> **TASK TO CARRY OUT**
Output the material below unchanged, apart from leaving out the pictures.

> **INPUT ROWS**

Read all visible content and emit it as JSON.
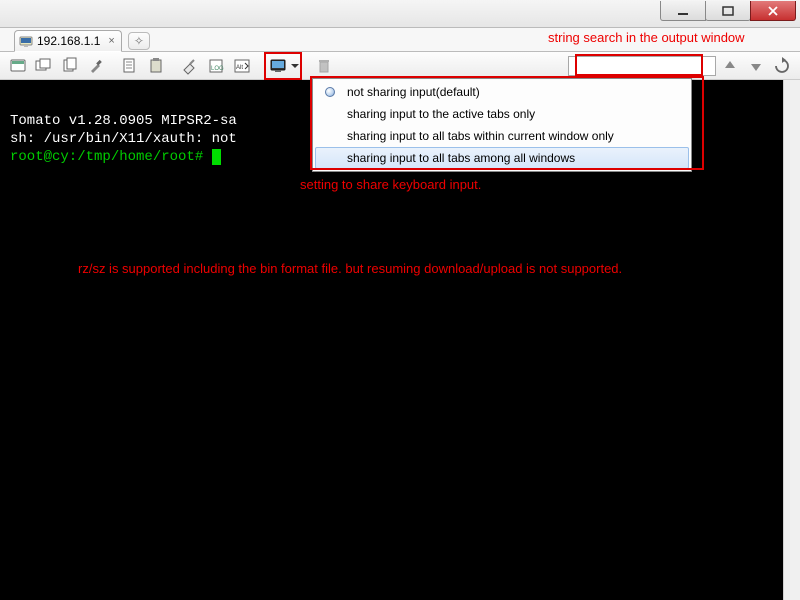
{
  "window": {
    "min_tip": "Minimize",
    "max_tip": "Maximize",
    "close_tip": "Close"
  },
  "tab": {
    "title": "192.168.1.1"
  },
  "toolbar": {
    "search_placeholder": ""
  },
  "dropdown": {
    "items": [
      "not sharing input(default)",
      "sharing input to the active tabs only",
      "sharing input to all tabs within current window only",
      "sharing input to all tabs among all windows"
    ],
    "selected_index": 0,
    "highlight_index": 3
  },
  "terminal": {
    "lines": [
      "Tomato v1.28.0905 MIPSR2-sa",
      "sh: /usr/bin/X11/xauth: not"
    ],
    "prompt": "root@cy:/tmp/home/root# "
  },
  "annotations": {
    "search": "string search in the output window",
    "share_setting": "setting to share keyboard input.",
    "rzsz": "rz/sz is supported including the bin format file. but resuming download/upload is not supported."
  }
}
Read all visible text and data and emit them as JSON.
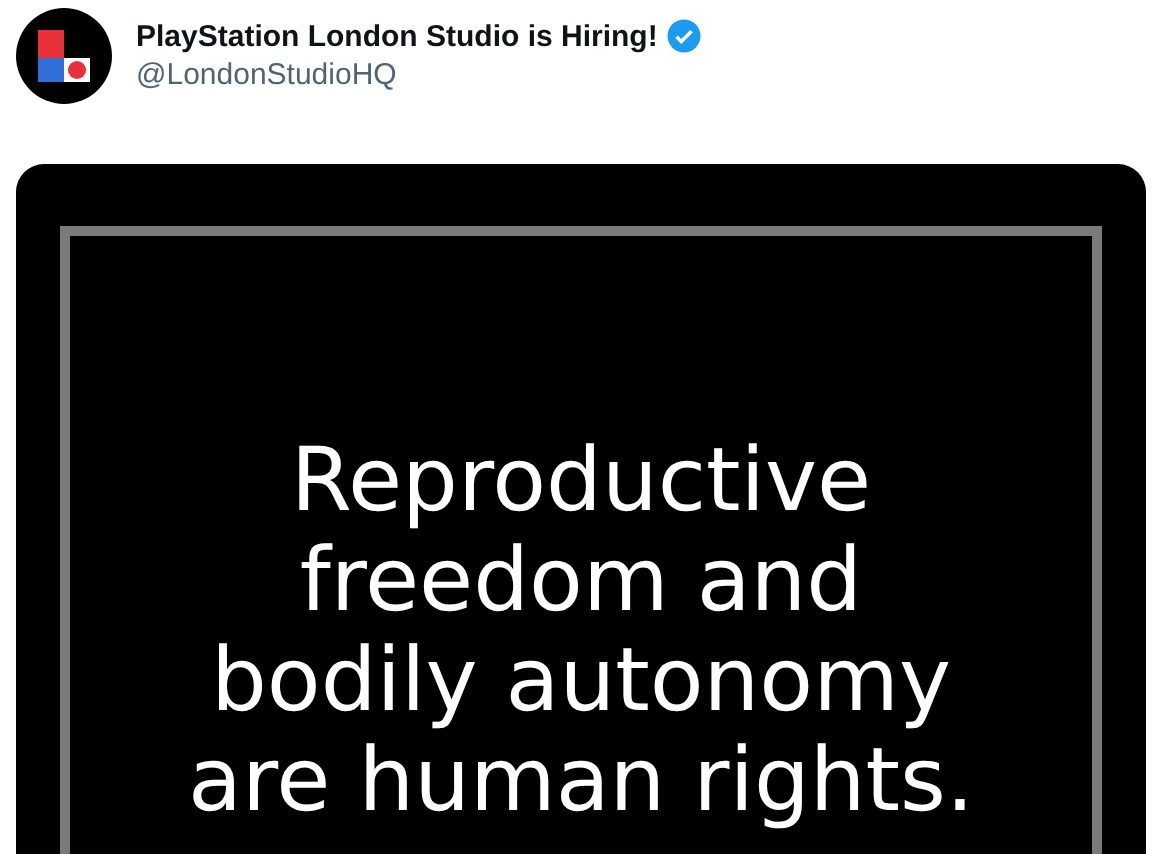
{
  "author": {
    "name": "PlayStation London Studio is Hiring!",
    "verified": true,
    "handle": "@LondonStudioHQ"
  },
  "media": {
    "lines": [
      "Reproductive",
      "freedom and",
      "bodily autonomy",
      "are human rights."
    ]
  }
}
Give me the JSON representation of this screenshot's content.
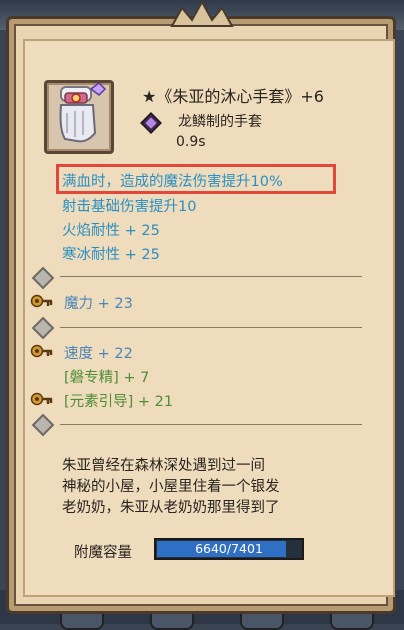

> **RESULT FOR THIS EXERCISE**
Read all visible content and emit it as JSON.
{
  "window": {
    "min_tip": "Minimize",
    "max_tip": "Maximize",
    "close_tip": "Close"
  },
  "tab": {
    "title": "192.168.1.1"
  },
  "toolbar": {
    "search_placeholder": ""
  },
  "dropdown": {
    "items": [
      "not sharing input(default)",
      "sharing input to the active tabs only",
      "sharing input to all tabs within current window only",
      "sharing input to all tabs among all windows"
    ],
    "selected_index": 0,
    "highlight_index": 3
  },
  "terminal": {
    "lines": [
      "Tomato v1.28.0905 MIPSR2-sa",
      "sh: /usr/bin/X11/xauth: not"
    ],
    "prompt": "root@cy:/tmp/home/root# "
  },
  "annotations": {
    "search": "string search in the output window",
    "share_setting": "setting to share keyboard input.",
    "rzsz": "rz/sz is supported including the bin format file. but resuming download/upload is not supported."
  }
}
Read all visible text and data and emit them as JSON.
{
  "author": {
    "name": "PlayStation London Studio is Hiring!",
    "verified": true,
    "handle": "@LondonStudioHQ"
  },
  "media": {
    "lines": [
      "Reproductive",
      "freedom and",
      "bodily autonomy",
      "are human rights."
    ]
  }
}
Give me the JSON representation of this screenshot's content.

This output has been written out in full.